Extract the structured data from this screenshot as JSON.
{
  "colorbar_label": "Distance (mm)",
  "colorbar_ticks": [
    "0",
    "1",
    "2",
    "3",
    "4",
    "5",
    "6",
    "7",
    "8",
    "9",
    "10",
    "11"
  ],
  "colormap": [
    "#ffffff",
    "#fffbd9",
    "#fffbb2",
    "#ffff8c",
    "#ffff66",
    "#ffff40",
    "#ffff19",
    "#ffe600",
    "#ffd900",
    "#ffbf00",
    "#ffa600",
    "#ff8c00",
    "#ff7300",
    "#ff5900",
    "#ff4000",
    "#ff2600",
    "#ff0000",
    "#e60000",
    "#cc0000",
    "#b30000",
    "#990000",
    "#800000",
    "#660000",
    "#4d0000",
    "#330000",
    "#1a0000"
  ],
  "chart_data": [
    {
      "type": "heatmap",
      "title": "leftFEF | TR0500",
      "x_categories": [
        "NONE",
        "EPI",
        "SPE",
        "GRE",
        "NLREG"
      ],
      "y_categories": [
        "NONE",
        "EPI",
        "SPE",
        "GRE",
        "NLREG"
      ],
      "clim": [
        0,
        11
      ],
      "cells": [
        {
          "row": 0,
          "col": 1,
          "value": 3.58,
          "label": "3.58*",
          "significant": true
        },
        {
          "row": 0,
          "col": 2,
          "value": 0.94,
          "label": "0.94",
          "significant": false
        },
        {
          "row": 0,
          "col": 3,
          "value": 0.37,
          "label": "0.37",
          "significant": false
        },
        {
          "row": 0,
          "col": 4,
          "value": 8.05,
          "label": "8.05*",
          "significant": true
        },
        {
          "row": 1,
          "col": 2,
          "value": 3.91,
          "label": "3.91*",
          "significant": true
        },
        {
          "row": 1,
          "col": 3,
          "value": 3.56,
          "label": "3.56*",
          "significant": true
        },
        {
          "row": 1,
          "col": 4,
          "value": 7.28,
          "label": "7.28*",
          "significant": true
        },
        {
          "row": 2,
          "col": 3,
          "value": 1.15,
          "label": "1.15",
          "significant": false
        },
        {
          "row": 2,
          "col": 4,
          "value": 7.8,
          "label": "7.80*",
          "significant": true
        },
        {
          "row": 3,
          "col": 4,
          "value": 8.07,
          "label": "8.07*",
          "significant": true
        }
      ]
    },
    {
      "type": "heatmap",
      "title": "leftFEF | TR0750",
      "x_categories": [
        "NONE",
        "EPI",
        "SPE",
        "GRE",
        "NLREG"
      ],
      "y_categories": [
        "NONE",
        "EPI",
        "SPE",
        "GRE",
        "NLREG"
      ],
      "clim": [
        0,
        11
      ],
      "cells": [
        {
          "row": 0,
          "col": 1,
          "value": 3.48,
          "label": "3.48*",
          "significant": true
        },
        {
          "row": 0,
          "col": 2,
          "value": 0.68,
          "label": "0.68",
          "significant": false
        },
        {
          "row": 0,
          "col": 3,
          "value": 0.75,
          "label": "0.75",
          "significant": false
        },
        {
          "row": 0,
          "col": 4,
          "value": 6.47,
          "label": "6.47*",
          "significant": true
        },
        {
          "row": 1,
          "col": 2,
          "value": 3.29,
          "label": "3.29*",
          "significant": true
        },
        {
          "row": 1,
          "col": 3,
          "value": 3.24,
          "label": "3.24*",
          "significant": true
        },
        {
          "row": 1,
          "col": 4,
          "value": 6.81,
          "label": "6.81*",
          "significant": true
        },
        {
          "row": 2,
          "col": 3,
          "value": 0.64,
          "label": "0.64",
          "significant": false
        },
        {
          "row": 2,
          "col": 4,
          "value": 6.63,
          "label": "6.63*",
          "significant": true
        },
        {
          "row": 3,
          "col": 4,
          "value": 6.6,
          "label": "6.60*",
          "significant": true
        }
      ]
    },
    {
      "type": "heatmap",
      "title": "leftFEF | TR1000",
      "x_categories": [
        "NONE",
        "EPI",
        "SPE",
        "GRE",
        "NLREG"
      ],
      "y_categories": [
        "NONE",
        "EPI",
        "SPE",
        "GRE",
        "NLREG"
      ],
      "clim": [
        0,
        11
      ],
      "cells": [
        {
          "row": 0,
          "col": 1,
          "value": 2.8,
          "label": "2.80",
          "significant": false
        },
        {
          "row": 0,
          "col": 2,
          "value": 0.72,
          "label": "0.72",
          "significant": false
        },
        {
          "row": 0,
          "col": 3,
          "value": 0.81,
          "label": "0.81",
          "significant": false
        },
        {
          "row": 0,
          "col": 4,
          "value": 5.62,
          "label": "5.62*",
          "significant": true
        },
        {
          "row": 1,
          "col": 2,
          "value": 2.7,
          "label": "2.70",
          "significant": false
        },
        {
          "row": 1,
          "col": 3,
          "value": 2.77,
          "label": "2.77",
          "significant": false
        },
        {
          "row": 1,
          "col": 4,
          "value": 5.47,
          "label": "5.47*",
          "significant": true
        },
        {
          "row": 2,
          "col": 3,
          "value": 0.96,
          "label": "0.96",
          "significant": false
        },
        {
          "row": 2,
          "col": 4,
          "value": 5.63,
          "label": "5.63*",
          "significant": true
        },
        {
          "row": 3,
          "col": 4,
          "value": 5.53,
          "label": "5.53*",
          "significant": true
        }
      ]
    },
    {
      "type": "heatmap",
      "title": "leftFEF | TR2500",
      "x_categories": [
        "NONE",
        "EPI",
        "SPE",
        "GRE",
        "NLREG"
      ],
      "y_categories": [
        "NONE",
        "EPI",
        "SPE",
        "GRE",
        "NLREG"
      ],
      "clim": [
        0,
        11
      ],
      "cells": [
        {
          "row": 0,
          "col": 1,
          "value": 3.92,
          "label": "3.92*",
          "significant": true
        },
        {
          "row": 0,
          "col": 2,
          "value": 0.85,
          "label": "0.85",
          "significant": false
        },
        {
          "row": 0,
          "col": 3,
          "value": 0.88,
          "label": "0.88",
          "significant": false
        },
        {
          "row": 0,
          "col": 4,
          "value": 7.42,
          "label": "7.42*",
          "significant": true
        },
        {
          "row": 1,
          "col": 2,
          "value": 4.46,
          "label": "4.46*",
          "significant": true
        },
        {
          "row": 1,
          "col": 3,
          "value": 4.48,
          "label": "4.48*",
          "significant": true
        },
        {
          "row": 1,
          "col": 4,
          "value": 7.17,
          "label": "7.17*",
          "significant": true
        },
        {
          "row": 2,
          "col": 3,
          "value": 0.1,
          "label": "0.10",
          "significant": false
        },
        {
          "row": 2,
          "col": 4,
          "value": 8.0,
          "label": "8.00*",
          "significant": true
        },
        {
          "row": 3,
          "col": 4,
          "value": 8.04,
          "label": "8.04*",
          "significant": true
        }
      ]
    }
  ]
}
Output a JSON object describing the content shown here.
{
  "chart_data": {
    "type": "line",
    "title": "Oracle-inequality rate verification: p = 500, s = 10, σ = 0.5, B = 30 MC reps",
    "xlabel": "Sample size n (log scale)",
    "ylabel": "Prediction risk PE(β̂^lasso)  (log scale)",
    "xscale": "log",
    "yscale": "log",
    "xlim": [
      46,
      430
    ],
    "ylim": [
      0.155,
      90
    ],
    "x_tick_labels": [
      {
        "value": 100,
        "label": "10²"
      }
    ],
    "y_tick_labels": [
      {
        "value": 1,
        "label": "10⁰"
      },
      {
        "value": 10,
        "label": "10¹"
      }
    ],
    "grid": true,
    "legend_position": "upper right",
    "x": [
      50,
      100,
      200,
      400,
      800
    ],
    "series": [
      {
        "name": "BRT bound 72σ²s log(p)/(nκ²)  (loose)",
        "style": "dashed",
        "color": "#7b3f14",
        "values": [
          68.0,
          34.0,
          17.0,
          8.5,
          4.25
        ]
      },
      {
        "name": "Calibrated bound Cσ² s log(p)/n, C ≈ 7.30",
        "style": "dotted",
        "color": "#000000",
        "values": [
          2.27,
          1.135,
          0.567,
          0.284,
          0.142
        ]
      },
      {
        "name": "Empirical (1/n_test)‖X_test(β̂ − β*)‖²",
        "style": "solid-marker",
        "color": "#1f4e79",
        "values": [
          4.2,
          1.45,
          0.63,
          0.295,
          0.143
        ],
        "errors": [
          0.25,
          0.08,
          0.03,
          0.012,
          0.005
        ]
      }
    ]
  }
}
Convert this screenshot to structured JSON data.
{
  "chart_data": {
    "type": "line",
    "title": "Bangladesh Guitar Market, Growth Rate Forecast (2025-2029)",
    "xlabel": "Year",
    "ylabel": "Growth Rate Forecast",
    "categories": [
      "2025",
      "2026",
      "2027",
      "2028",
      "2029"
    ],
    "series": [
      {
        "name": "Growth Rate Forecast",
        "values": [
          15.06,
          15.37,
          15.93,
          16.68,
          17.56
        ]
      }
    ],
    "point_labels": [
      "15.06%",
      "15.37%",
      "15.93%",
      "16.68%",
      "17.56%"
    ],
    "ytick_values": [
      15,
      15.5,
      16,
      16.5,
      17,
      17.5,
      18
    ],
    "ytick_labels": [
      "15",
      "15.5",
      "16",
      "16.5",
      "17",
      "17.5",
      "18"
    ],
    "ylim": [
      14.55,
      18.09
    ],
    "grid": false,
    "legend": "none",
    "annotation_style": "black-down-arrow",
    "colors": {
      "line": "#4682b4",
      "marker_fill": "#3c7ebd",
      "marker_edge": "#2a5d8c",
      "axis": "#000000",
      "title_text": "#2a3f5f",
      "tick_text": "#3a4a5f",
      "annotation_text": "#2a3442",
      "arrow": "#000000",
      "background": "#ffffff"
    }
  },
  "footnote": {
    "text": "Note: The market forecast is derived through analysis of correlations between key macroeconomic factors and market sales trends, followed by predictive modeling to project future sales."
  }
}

STATED PROBLEM: Gather each line in these records that contains the string "screenshot".

OUTPUT OF THE TASK:
Extract the structured data from this screenshot as JSON.
Convert this screenshot to structured JSON data.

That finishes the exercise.